(Do this): Scan the following material for the string "index" and copy each line in which it appears.

(Provided records):
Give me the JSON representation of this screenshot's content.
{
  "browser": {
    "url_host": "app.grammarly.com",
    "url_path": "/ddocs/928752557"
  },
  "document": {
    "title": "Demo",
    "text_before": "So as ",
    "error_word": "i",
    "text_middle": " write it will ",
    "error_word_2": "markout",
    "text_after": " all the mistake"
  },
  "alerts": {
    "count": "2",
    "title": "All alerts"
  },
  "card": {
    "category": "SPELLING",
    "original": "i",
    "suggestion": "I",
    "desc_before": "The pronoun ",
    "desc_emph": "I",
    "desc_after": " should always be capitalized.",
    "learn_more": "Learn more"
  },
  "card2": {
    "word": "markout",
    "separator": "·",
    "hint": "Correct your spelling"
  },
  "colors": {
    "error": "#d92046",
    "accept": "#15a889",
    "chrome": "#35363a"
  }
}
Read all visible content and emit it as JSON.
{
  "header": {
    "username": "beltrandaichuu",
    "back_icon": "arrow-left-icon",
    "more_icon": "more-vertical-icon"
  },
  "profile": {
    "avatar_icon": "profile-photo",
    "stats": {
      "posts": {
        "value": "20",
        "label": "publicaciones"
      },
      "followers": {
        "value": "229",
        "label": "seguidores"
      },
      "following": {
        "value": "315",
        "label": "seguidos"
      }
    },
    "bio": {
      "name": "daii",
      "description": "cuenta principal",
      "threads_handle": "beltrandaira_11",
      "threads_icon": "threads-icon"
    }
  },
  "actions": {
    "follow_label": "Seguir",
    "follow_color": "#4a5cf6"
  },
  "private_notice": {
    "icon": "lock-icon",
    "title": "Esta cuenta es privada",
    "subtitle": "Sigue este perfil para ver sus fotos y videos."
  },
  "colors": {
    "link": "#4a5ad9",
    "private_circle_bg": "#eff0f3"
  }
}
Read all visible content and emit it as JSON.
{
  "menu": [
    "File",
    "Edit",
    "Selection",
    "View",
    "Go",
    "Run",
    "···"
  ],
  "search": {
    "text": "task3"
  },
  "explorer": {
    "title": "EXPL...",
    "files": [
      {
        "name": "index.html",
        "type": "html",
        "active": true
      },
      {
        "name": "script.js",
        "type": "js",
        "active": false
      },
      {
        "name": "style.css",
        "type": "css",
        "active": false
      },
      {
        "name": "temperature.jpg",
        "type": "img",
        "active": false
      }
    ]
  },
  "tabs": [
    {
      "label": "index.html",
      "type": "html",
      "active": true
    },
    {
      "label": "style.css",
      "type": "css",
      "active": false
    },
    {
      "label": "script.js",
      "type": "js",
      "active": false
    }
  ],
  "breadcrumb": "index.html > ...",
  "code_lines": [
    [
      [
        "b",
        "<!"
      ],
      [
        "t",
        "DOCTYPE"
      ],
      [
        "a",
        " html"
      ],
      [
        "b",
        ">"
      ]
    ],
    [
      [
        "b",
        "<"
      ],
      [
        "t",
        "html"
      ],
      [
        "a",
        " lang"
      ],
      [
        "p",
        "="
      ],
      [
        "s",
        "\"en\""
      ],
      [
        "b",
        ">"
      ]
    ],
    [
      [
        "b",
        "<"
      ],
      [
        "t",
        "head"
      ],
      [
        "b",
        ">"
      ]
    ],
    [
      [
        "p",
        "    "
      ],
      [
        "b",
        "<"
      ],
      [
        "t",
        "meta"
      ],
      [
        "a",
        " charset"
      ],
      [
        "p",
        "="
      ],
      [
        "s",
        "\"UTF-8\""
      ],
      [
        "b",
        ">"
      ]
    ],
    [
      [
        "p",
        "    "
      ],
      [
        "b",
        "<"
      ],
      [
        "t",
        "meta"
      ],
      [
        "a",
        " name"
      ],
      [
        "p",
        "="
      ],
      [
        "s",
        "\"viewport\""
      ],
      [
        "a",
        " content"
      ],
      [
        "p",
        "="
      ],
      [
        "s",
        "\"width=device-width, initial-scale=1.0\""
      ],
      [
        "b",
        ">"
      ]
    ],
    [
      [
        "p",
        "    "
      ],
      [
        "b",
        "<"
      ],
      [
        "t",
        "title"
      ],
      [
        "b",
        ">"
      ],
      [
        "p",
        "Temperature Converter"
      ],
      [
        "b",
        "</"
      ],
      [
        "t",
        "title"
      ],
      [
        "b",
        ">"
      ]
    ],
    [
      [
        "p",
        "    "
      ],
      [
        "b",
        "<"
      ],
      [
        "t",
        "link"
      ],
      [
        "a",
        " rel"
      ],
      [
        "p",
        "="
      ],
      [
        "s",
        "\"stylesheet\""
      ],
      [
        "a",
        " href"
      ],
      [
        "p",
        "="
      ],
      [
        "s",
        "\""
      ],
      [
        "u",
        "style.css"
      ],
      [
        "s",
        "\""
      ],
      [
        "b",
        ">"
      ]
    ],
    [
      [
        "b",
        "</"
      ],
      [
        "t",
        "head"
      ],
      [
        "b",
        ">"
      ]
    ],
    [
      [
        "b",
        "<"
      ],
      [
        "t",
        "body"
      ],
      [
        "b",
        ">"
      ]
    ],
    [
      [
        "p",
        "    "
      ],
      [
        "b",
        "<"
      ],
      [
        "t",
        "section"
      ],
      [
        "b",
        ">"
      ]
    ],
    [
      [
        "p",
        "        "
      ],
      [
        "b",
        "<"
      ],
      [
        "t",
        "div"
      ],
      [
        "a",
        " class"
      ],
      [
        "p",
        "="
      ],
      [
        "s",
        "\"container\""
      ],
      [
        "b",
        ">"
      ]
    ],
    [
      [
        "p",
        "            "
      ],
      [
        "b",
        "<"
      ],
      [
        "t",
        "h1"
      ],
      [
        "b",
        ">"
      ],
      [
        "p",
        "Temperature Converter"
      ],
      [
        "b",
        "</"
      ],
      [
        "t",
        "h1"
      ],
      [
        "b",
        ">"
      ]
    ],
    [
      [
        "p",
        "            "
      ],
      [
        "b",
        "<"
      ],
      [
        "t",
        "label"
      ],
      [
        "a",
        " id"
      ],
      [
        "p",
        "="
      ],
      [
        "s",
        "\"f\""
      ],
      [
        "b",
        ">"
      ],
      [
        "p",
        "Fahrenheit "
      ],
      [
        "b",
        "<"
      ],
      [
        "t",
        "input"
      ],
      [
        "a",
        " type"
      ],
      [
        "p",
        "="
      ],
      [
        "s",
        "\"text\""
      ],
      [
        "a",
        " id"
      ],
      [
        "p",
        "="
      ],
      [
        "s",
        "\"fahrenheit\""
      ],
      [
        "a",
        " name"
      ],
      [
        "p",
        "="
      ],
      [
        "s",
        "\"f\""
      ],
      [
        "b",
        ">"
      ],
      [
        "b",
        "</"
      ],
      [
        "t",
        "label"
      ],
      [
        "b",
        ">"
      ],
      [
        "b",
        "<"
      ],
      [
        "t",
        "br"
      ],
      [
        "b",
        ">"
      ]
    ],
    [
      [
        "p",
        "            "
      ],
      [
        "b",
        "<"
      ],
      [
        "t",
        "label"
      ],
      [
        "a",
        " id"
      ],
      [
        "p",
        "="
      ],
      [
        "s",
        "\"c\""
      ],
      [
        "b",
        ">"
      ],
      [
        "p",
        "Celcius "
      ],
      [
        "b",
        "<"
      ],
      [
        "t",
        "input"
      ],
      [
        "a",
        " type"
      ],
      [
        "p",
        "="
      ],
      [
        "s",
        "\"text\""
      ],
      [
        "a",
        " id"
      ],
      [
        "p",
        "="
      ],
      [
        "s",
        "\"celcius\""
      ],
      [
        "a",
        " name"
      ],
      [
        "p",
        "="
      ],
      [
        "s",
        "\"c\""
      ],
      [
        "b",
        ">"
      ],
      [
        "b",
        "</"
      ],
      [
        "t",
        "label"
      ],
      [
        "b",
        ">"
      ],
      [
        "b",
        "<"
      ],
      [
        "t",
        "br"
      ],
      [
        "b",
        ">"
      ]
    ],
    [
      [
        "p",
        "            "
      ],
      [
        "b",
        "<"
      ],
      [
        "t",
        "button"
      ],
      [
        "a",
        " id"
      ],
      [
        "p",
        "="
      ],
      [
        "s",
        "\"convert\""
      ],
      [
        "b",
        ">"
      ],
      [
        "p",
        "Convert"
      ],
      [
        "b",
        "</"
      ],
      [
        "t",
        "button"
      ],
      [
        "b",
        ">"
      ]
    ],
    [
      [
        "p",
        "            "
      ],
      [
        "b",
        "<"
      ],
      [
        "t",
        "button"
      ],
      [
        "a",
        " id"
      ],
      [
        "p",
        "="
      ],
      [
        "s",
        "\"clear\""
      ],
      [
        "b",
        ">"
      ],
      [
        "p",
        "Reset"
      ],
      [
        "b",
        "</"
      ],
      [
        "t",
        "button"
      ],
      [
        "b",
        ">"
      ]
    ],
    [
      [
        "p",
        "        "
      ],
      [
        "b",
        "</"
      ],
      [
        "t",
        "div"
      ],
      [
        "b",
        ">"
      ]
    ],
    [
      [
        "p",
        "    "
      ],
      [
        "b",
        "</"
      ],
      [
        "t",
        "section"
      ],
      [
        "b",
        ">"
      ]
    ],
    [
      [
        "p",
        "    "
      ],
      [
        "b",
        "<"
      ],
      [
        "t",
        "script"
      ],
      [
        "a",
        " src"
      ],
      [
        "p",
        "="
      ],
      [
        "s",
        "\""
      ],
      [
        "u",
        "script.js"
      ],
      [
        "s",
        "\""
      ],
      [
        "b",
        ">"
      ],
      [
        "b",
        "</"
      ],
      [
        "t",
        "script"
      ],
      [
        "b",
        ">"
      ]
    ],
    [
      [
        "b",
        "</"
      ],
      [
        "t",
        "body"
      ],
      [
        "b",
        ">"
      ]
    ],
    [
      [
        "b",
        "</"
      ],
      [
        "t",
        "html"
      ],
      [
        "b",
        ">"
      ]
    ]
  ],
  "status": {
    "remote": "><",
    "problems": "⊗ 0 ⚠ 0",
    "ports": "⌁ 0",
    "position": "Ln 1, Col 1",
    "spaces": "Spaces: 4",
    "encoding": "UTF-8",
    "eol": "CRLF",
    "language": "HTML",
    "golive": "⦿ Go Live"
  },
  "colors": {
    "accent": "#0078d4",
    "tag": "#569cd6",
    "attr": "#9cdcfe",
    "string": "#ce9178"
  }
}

(Solution to this problem):
        "name": "index.html",
      "label": "index.html",
  "breadcrumb": "index.html > ...",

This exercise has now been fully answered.